====== Task data

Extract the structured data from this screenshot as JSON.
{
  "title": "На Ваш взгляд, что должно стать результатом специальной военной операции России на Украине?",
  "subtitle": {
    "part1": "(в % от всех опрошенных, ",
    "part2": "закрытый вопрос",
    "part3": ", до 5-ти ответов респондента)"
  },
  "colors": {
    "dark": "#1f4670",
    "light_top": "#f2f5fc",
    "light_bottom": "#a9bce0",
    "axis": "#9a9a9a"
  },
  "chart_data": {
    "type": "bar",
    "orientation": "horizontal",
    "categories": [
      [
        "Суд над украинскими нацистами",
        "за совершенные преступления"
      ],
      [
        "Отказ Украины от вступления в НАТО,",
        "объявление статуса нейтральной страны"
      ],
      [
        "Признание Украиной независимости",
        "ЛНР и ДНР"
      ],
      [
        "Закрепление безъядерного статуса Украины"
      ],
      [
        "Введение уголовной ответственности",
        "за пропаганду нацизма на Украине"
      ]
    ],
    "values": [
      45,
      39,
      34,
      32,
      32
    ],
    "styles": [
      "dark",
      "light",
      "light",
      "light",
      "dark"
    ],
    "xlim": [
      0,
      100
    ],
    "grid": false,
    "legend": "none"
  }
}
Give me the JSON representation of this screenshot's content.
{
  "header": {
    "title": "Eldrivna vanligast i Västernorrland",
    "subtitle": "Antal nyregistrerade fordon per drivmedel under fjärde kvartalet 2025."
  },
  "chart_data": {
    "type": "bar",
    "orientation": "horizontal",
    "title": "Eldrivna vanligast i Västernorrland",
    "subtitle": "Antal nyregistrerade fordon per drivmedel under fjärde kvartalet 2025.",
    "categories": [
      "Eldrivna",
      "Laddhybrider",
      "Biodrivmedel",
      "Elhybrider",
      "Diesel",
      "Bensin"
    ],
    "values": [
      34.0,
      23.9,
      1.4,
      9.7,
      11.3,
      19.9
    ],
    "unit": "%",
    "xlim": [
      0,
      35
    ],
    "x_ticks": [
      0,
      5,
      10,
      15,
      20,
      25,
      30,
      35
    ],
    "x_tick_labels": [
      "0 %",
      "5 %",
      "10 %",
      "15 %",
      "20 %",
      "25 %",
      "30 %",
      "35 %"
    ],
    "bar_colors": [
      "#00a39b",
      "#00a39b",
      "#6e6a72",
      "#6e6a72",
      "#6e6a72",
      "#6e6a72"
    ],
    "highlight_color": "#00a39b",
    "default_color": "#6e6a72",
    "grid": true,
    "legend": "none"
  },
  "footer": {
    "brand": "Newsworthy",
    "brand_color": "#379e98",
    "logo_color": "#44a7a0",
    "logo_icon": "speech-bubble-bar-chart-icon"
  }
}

============

Set out the complete listing exactly as shown.

Problem solution:
Extract the structured data from this screenshot as JSON.
{
  "title": "На Ваш взгляд, что должно стать результатом специальной военной операции России на Украине?",
  "subtitle": {
    "part1": "(в % от всех опрошенных, ",
    "part2": "закрытый вопрос",
    "part3": ", до 5-ти ответов респондента)"
  },
  "colors": {
    "dark": "#1f4670",
    "light_top": "#f2f5fc",
    "light_bottom": "#a9bce0",
    "axis": "#9a9a9a"
  },
  "chart_data": {
    "type": "bar",
    "orientation": "horizontal",
    "categories": [
      [
        "Суд над украинскими нацистами",
        "за совершенные преступления"
      ],
      [
        "Отказ Украины от вступления в НАТО,",
        "объявление статуса нейтральной страны"
      ],
      [
        "Признание Украиной независимости",
        "ЛНР и ДНР"
      ],
      [
        "Закрепление безъядерного статуса Украины"
      ],
      [
        "Введение уголовной ответственности",
        "за пропаганду нацизма на Украине"
      ]
    ],
    "values": [
      45,
      39,
      34,
      32,
      32
    ],
    "styles": [
      "dark",
      "light",
      "light",
      "light",
      "dark"
    ],
    "xlim": [
      0,
      100
    ],
    "grid": false,
    "legend": "none"
  }
}
Give me the JSON representation of this screenshot's content.
{
  "header": {
    "title": "Eldrivna vanligast i Västernorrland",
    "subtitle": "Antal nyregistrerade fordon per drivmedel under fjärde kvartalet 2025."
  },
  "chart_data": {
    "type": "bar",
    "orientation": "horizontal",
    "title": "Eldrivna vanligast i Västernorrland",
    "subtitle": "Antal nyregistrerade fordon per drivmedel under fjärde kvartalet 2025.",
    "categories": [
      "Eldrivna",
      "Laddhybrider",
      "Biodrivmedel",
      "Elhybrider",
      "Diesel",
      "Bensin"
    ],
    "values": [
      34.0,
      23.9,
      1.4,
      9.7,
      11.3,
      19.9
    ],
    "unit": "%",
    "xlim": [
      0,
      35
    ],
    "x_ticks": [
      0,
      5,
      10,
      15,
      20,
      25,
      30,
      35
    ],
    "x_tick_labels": [
      "0 %",
      "5 %",
      "10 %",
      "15 %",
      "20 %",
      "25 %",
      "30 %",
      "35 %"
    ],
    "bar_colors": [
      "#00a39b",
      "#00a39b",
      "#6e6a72",
      "#6e6a72",
      "#6e6a72",
      "#6e6a72"
    ],
    "highlight_color": "#00a39b",
    "default_color": "#6e6a72",
    "grid": true,
    "legend": "none"
  },
  "footer": {
    "brand": "Newsworthy",
    "brand_color": "#379e98",
    "logo_color": "#44a7a0",
    "logo_icon": "speech-bubble-bar-chart-icon"
  }
}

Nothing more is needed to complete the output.